Work required -
Search the data for the word "gorros". Reproduce every line where it is found.

Records from a collection of figures
● ● ● ● ● ● ●

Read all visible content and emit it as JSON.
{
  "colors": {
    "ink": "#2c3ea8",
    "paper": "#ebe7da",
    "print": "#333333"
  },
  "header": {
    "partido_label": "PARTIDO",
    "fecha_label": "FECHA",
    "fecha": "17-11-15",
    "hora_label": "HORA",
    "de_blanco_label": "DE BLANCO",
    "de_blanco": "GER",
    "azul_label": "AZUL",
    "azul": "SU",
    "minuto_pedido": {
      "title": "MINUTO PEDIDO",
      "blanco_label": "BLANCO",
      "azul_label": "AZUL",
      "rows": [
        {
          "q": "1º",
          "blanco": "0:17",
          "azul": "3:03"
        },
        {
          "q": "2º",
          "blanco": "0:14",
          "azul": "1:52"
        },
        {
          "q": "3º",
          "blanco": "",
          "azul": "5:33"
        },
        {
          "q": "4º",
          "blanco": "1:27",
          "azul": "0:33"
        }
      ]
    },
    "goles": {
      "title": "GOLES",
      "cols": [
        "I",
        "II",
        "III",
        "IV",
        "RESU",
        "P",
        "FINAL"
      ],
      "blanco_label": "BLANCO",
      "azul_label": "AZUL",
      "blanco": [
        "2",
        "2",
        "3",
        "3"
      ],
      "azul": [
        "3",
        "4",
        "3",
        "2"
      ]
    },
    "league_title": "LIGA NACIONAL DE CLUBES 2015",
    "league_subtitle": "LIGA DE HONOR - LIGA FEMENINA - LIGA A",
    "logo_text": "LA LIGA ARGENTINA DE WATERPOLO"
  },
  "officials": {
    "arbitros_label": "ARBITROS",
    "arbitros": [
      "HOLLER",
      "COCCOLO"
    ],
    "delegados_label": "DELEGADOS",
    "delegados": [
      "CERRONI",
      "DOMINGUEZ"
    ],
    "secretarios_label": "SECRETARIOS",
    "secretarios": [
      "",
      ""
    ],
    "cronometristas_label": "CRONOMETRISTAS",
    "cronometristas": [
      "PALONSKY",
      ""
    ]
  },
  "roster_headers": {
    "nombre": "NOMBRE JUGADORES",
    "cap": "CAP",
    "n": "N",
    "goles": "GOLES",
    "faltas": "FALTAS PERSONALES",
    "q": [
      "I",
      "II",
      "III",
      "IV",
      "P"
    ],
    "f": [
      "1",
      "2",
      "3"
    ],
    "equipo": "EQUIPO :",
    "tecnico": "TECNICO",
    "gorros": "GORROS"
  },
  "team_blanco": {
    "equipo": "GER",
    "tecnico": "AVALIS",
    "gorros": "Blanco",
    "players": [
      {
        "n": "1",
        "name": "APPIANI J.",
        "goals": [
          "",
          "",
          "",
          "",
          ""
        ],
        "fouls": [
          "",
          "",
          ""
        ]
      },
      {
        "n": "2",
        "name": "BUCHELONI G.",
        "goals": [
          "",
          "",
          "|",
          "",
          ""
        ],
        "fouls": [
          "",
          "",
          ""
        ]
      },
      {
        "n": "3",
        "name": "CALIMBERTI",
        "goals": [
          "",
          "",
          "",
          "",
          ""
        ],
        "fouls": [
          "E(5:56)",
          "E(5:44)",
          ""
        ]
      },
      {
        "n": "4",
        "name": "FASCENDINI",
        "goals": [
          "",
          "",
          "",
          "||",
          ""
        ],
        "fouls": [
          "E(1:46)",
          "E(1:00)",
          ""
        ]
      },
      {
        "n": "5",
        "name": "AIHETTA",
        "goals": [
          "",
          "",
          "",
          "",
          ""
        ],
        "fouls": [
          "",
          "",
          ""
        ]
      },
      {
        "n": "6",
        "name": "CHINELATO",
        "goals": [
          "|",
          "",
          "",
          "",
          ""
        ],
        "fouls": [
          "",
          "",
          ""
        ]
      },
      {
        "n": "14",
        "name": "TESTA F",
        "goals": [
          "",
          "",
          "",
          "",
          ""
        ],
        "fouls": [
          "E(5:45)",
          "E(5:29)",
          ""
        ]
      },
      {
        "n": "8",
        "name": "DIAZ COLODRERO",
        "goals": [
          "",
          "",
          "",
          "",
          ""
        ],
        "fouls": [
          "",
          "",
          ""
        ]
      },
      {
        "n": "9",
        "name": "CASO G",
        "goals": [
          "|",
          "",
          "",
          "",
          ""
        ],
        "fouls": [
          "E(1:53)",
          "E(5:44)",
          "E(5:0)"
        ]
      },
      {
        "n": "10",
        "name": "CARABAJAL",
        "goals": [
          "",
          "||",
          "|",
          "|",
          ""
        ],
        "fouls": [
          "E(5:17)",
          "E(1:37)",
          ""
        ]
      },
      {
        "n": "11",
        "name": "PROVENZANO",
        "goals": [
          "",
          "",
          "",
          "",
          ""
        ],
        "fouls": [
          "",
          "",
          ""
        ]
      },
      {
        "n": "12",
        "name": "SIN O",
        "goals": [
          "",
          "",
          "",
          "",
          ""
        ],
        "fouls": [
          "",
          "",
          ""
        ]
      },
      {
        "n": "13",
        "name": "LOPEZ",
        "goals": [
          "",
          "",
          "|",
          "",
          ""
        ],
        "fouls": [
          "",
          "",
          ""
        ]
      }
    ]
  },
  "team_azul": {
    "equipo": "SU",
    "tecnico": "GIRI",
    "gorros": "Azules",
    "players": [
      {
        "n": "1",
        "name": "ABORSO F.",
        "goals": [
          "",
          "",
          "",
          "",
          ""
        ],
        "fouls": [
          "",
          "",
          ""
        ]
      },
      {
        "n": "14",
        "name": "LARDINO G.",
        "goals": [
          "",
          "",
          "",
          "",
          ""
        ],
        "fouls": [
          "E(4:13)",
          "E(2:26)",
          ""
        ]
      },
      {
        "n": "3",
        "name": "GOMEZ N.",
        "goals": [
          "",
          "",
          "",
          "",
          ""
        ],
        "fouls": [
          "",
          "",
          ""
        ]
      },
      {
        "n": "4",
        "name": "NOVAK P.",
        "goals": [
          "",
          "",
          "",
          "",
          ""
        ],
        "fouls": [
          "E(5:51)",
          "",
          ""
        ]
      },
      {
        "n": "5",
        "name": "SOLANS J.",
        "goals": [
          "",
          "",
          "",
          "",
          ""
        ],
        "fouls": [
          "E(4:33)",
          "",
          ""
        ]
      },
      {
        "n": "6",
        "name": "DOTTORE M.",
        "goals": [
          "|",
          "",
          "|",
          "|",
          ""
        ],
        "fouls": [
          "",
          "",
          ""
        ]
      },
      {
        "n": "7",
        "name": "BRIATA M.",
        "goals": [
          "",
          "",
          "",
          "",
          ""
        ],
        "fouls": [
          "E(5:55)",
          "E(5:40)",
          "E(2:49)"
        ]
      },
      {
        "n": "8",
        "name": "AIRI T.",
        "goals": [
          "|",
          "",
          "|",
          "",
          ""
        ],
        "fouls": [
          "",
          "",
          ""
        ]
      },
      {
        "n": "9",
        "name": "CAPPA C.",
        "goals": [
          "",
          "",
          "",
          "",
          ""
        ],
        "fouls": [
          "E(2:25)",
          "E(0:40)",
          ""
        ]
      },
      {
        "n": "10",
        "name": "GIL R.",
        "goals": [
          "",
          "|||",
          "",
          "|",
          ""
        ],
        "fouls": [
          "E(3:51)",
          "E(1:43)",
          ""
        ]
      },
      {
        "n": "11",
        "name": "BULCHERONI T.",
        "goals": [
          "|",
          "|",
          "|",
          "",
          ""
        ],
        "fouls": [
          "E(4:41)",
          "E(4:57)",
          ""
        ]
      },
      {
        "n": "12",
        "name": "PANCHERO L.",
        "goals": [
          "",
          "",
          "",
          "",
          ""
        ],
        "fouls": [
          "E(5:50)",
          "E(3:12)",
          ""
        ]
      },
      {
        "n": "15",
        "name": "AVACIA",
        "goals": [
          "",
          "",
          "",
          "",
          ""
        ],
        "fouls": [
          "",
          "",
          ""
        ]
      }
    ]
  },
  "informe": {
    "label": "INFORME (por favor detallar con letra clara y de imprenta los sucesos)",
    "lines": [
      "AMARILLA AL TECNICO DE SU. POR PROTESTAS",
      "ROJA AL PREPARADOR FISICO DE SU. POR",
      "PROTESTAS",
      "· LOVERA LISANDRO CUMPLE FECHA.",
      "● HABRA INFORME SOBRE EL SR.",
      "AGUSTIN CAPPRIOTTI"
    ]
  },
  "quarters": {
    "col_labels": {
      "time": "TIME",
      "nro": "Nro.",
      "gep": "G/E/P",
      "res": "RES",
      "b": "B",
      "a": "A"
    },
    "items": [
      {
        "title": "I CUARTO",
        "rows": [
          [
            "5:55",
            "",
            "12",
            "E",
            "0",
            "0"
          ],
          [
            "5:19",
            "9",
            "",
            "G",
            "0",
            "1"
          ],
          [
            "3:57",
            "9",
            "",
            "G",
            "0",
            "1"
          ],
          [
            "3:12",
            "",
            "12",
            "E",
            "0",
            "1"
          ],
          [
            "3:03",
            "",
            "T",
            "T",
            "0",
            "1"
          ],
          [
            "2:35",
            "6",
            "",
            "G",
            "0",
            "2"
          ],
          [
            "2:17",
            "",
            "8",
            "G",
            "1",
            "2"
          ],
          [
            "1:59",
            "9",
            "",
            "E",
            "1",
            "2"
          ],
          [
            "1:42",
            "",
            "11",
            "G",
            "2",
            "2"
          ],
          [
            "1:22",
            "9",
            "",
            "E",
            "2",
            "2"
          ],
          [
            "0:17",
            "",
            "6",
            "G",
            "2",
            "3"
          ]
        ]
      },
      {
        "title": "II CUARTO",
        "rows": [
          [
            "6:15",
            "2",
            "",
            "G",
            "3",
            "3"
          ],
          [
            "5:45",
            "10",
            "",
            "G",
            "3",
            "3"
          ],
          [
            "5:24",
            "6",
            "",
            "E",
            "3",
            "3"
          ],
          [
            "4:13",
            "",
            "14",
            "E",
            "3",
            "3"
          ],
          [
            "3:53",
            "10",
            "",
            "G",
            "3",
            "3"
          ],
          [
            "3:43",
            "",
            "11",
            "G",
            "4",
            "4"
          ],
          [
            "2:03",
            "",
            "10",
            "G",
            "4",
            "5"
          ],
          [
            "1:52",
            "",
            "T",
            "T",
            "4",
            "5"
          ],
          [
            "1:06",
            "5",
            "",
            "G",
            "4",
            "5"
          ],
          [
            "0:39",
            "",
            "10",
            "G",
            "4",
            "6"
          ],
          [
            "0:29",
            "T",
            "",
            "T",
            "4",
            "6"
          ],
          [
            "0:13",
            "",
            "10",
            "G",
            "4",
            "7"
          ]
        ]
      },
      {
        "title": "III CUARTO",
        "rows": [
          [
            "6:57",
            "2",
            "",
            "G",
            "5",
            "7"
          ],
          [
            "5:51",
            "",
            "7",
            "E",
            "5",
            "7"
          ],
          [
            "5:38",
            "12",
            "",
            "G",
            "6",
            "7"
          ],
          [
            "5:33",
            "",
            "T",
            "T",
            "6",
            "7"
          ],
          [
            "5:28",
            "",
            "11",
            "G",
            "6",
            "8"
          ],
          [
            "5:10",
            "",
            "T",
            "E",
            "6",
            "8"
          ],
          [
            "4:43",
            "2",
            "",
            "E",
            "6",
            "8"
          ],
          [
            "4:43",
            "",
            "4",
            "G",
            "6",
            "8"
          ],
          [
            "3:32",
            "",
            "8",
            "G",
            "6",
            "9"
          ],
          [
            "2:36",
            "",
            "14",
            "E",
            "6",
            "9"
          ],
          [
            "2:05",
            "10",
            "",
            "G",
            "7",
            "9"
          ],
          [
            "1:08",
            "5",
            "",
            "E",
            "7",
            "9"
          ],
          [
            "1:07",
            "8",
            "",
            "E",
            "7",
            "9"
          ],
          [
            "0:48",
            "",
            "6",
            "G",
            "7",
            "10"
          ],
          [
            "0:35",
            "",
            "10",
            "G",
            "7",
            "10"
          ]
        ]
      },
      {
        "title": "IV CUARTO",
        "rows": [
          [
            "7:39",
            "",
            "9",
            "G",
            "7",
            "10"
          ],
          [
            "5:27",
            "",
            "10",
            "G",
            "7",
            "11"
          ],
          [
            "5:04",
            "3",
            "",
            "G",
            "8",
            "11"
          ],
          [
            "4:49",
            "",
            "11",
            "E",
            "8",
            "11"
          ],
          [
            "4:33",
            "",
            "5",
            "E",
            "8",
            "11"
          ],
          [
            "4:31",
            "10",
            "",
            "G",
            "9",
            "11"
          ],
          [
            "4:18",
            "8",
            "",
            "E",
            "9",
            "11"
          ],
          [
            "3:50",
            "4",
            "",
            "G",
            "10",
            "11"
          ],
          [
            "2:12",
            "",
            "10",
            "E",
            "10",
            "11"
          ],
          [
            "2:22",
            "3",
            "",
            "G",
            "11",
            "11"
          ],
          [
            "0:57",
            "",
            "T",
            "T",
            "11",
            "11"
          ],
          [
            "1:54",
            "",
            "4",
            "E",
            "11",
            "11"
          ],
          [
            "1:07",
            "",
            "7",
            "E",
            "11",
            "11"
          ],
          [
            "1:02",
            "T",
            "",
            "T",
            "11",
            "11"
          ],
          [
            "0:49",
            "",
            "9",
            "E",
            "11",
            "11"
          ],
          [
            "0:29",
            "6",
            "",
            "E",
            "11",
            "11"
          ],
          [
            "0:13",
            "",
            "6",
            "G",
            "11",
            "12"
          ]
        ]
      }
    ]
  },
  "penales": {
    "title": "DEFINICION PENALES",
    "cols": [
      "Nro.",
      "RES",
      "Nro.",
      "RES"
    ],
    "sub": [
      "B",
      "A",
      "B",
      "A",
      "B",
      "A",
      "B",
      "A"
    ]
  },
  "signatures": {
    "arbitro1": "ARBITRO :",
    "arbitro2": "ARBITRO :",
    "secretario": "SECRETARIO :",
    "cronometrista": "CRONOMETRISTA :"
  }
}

● ● ● ● ● ● ●

The answer -
    "gorros": "GORROS"
    "gorros": "Blanco",
    "gorros": "Azules",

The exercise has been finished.